START Data provided
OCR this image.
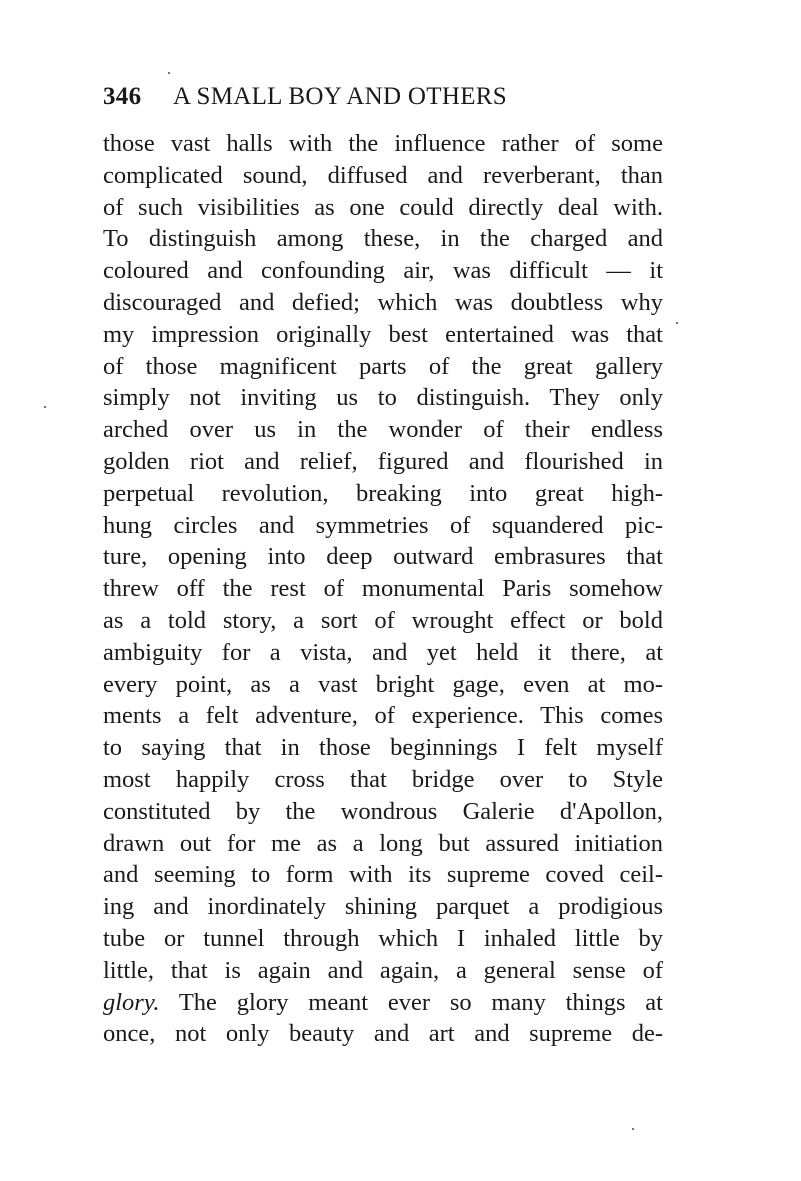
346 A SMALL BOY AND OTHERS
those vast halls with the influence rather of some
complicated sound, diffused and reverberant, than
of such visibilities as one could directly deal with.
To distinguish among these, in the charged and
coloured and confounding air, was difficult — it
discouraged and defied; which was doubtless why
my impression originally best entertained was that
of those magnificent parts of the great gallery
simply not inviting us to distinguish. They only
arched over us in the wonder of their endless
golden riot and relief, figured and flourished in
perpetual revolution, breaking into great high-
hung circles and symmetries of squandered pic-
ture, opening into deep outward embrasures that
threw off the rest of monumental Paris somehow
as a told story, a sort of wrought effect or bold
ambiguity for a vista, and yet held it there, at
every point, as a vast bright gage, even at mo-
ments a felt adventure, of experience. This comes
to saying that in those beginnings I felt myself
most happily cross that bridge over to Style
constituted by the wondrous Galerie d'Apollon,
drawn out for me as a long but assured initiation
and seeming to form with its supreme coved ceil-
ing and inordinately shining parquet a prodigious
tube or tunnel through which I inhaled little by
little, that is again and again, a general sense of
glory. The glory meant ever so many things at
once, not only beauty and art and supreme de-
END Data provided
**Written exercise**
The material above must be printed exactly, with its pictures left out.

**Exercise solution**
OCR this image.
346 A SMALL BOY AND OTHERS
those vast halls with the influence rather of some
complicated sound, diffused and reverberant, than
of such visibilities as one could directly deal with.
To distinguish among these, in the charged and
coloured and confounding air, was difficult — it
discouraged and defied; which was doubtless why
my impression originally best entertained was that
of those magnificent parts of the great gallery
simply not inviting us to distinguish. They only
arched over us in the wonder of their endless
golden riot and relief, figured and flourished in
perpetual revolution, breaking into great high-
hung circles and symmetries of squandered pic-
ture, opening into deep outward embrasures that
threw off the rest of monumental Paris somehow
as a told story, a sort of wrought effect or bold
ambiguity for a vista, and yet held it there, at
every point, as a vast bright gage, even at mo-
ments a felt adventure, of experience. This comes
to saying that in those beginnings I felt myself
most happily cross that bridge over to Style
constituted by the wondrous Galerie d'Apollon,
drawn out for me as a long but assured initiation
and seeming to form with its supreme coved ceil-
ing and inordinately shining parquet a prodigious
tube or tunnel through which I inhaled little by
little, that is again and again, a general sense of
glory. The glory meant ever so many things at
once, not only beauty and art and supreme de-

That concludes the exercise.